BEGIN TEXT UNDER STUDY
Scientists discover method that could help predict Alzheimer’s
Changes to proteins in blood and spinal fluid could help doctors predict the fate of Alzheimer’s patients, research has shown.
As the severity of the disease increases, the molecules become longer, more rigid and more clustered, scientists have discovered.
Information about the proteins was combined with cognitive assessments to provide a new way of staging the illness and rating its progression.
Lead researcher Professor Mingjun Zhang, from Ohio State University in the US, said: “With a tool like this you may predict how fast this disease will go, and currently we can’t do that – we just know everyone is different.
“Looking at multiple indicators of the disease all at once increases the reliability of the diagnosis and prognosis.”
Samples used in the study came from patients seen by co-author Professor Douglas Scharre, from Ohio State University’s Wexner Medical Center.
Prof Scharre said: “It was fairly easy to see changes between normal ageing and different stages of Alzheimer’s disease using these biomarkers, and to see significant changes.”
A simple and accurate method of tracking Alzheimer’s progression could greatly speed up the development of new, effective and personalised treatments, the scientists believe.
Currently, available medicines only treat symptoms of the disease. A number of experimental disease-modifying drugs are thought to have failed in trials partly because they could not be given early enough.
Co-author Professor Jeff Kuret, also from Ohio State University, said: “The goal is to have a sensitive test that could be applied at the early stages of Alzheimer’s disease and would not be too expensive.
END TEXT UNDER STUDY
- [TASK 1]
Copy everything in the Alzheimer's article from "Co-author Professor Jeff" down to "be too expensive.", substituting "costly" for "expensive".
- [TASK 2]
Decide whether each statement agrees with the Alzheimer's article, answering yes or no and quoting the words that settle it: (a) As the disease grows more severe, the molecules become shorter. (b) The study's samples came from patients seen by Professor Douglas Scharre. (c) Medicines now available treat only the symptoms of the disease.
BEGIN DATA RECORDS
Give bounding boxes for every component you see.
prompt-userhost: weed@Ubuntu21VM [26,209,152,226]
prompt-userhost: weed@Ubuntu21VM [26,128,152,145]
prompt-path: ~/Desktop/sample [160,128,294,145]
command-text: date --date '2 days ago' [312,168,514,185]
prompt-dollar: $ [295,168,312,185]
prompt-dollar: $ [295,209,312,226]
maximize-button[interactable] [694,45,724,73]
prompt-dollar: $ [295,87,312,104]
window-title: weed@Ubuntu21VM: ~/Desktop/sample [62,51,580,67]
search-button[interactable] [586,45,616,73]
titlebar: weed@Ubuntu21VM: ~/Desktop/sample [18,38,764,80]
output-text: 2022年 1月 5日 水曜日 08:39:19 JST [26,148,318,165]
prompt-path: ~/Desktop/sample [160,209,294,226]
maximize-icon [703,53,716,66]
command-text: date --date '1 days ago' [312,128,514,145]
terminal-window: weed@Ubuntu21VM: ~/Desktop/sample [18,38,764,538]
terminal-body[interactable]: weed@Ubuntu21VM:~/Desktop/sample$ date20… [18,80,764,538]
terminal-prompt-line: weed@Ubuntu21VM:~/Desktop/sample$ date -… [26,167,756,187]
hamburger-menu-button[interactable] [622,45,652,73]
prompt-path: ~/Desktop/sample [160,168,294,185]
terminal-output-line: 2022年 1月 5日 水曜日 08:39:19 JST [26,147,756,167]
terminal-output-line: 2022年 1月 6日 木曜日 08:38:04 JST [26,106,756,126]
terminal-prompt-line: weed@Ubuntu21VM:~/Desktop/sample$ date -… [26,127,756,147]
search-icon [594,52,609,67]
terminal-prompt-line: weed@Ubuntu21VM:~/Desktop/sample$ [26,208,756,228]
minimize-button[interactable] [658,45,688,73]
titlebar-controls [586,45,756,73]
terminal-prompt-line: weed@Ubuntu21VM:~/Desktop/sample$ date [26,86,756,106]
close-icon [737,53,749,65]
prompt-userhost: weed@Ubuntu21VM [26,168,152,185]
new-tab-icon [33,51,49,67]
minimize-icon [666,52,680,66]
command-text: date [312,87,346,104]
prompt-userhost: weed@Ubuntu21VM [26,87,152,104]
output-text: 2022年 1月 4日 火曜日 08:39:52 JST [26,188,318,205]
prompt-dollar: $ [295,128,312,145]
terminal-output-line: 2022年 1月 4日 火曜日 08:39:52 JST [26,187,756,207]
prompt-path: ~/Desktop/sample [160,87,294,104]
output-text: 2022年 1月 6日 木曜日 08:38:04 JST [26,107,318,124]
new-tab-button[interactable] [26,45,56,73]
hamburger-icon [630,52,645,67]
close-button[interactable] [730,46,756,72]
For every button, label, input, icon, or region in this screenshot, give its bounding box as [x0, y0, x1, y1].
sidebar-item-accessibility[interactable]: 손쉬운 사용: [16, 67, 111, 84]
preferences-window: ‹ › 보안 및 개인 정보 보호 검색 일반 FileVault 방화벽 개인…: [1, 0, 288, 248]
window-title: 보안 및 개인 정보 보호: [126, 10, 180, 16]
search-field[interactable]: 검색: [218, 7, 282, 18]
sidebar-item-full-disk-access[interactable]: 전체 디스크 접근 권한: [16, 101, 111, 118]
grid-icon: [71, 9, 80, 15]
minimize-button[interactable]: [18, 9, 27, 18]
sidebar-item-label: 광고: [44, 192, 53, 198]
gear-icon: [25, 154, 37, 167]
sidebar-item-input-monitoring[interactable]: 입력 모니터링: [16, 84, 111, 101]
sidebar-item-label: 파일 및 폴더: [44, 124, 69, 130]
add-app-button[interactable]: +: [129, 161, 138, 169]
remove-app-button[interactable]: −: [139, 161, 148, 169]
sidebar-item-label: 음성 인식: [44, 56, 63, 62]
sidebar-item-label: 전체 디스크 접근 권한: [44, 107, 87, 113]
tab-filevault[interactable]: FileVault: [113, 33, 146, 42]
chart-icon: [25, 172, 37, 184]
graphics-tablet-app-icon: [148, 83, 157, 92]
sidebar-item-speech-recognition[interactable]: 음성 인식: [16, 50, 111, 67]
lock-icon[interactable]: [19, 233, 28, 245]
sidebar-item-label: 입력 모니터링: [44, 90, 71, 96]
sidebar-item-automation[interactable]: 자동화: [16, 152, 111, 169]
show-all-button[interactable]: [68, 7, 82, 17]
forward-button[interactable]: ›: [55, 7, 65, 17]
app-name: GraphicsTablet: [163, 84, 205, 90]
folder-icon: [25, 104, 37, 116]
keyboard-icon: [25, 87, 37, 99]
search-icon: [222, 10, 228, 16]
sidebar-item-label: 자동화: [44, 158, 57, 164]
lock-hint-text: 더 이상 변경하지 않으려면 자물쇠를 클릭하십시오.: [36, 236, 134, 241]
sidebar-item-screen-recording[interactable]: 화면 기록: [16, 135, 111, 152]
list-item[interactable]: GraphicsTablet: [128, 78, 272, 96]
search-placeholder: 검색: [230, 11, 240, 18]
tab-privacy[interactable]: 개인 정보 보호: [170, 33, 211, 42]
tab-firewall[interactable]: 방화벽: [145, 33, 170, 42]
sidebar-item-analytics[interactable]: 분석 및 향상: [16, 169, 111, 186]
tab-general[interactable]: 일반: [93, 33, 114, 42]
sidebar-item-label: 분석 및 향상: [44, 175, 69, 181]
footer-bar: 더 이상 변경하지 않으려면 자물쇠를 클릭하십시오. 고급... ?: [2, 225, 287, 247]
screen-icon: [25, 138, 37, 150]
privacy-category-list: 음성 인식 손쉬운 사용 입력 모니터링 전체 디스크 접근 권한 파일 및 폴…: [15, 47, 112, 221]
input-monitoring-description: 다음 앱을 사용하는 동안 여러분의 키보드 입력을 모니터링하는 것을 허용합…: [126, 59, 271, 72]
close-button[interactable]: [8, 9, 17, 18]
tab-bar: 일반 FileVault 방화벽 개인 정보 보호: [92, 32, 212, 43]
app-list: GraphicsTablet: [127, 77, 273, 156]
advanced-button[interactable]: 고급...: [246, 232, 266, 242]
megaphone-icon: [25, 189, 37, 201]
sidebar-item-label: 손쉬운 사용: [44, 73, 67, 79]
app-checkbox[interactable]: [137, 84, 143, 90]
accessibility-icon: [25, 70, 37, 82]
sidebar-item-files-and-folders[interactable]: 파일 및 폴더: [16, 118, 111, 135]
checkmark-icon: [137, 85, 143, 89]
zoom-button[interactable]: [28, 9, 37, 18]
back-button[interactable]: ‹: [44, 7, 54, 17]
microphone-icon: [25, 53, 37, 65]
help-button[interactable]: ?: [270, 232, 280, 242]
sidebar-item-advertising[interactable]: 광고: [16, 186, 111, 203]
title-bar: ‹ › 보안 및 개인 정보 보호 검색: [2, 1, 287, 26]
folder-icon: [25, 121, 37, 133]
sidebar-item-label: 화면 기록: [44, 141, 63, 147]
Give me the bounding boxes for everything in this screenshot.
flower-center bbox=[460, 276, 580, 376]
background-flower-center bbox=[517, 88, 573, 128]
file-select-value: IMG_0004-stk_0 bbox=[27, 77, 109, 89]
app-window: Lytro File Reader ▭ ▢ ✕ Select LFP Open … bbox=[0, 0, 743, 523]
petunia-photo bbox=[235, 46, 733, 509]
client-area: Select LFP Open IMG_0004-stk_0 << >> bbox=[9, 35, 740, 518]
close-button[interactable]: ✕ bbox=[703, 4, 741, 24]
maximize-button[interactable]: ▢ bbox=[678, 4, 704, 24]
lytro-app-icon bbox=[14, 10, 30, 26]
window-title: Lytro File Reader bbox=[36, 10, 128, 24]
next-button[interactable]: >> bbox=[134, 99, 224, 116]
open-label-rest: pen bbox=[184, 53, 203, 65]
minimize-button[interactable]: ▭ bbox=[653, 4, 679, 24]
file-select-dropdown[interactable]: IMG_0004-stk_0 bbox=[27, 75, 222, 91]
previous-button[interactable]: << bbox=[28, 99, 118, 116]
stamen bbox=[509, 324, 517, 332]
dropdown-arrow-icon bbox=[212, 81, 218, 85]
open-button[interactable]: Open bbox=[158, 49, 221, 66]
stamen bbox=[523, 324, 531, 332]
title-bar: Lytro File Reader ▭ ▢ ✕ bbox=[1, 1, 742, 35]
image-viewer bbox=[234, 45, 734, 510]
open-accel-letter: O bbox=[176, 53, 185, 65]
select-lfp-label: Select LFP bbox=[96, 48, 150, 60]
END DATA RECORDS
- [TASK ANSWER 1]
Co-author Professor Jeff Kuret, also from Ohio State University, said: “The goal is to have a sensitive test that could be applied at the early stages of Alzheimer’s disease and would not be too costly.

- [TASK ANSWER 2]
(a) No: "As the severity of the disease increases, the molecules become longer, more rigid and more clustered"
(b) Yes: "Samples used in the study came from patients seen by co-author Professor Douglas Scharre"
(c) Yes: "Currently, available medicines only treat symptoms of the disease."